- **Task goal**
Retype every entry exactly, character for character.

--- START Extracted information ---

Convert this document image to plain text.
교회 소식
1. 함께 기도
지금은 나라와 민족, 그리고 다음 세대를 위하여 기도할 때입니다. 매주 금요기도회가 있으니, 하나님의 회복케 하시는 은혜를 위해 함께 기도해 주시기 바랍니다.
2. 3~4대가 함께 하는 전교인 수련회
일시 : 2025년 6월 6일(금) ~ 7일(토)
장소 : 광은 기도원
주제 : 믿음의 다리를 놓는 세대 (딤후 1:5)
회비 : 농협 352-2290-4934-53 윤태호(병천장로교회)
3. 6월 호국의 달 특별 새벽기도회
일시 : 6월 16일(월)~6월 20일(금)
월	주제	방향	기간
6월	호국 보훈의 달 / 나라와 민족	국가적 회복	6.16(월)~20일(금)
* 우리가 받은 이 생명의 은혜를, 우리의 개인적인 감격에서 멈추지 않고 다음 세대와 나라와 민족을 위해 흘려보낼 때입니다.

--- END Extracted information ---

- **Response to this task**
Convert this document image to plain text.
교회 소식
1. 함께 기도
지금은 나라와 민족, 그리고 다음 세대를 위하여 기도할 때입니다. 매주 금요기도회가 있으니, 하나님의 회복케 하시는 은혜를 위해 함께 기도해 주시기 바랍니다.
2. 3~4대가 함께 하는 전교인 수련회
일시 : 2025년 6월 6일(금) ~ 7일(토)
장소 : 광은 기도원
주제 : 믿음의 다리를 놓는 세대 (딤후 1:5)
회비 : 농협 352-2290-4934-53 윤태호(병천장로교회)
3. 6월 호국의 달 특별 새벽기도회
일시 : 6월 16일(월)~6월 20일(금)
월	주제	방향	기간
6월	호국 보훈의 달 / 나라와 민족	국가적 회복	6.16(월)~20일(금)
* 우리가 받은 이 생명의 은혜를, 우리의 개인적인 감격에서 멈추지 않고 다음 세대와 나라와 민족을 위해 흘려보낼 때입니다.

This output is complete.